JOB
Beneath this task is a listing; retype all of it exactly.

INPUT RECORDS
= = = = =
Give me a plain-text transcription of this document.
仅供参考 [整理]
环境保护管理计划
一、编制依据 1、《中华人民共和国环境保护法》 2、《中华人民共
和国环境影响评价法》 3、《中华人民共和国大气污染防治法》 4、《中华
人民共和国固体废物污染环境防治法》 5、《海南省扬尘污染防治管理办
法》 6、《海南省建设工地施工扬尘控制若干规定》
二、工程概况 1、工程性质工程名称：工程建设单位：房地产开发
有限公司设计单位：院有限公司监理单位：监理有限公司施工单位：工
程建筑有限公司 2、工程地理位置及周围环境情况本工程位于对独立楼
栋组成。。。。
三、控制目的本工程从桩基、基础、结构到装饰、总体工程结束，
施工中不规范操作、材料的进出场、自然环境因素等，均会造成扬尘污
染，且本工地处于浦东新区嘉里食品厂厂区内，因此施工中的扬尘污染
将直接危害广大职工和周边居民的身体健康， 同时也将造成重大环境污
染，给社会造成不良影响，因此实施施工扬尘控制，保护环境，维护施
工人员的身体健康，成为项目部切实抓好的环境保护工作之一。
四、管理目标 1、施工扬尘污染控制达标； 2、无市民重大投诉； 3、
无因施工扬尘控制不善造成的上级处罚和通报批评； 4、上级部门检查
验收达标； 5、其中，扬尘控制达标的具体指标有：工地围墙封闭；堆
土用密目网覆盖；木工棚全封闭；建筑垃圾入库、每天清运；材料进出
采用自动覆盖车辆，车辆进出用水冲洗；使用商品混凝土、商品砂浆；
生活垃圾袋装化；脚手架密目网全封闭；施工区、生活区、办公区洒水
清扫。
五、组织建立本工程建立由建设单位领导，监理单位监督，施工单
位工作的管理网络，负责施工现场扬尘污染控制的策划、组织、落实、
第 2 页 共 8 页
= = = = =
TASK ANSWER
Give me a plain-text transcription of this document.
仅供参考 [整理]
环境保护管理计划
一、编制依据 1、《中华人民共和国环境保护法》 2、《中华人民共
和国环境影响评价法》 3、《中华人民共和国大气污染防治法》 4、《中华
人民共和国固体废物污染环境防治法》 5、《海南省扬尘污染防治管理办
法》 6、《海南省建设工地施工扬尘控制若干规定》
二、工程概况 1、工程性质工程名称：工程建设单位：房地产开发
有限公司设计单位：院有限公司监理单位：监理有限公司施工单位：工
程建筑有限公司 2、工程地理位置及周围环境情况本工程位于对独立楼
栋组成。。。。
三、控制目的本工程从桩基、基础、结构到装饰、总体工程结束，
施工中不规范操作、材料的进出场、自然环境因素等，均会造成扬尘污
染，且本工地处于浦东新区嘉里食品厂厂区内，因此施工中的扬尘污染
将直接危害广大职工和周边居民的身体健康， 同时也将造成重大环境污
染，给社会造成不良影响，因此实施施工扬尘控制，保护环境，维护施
工人员的身体健康，成为项目部切实抓好的环境保护工作之一。
四、管理目标 1、施工扬尘污染控制达标； 2、无市民重大投诉； 3、
无因施工扬尘控制不善造成的上级处罚和通报批评； 4、上级部门检查
验收达标； 5、其中，扬尘控制达标的具体指标有：工地围墙封闭；堆
土用密目网覆盖；木工棚全封闭；建筑垃圾入库、每天清运；材料进出
采用自动覆盖车辆，车辆进出用水冲洗；使用商品混凝土、商品砂浆；
生活垃圾袋装化；脚手架密目网全封闭；施工区、生活区、办公区洒水
清扫。
五、组织建立本工程建立由建设单位领导，监理单位监督，施工单
位工作的管理网络，负责施工现场扬尘污染控制的策划、组织、落实、
第 2 页 共 8 页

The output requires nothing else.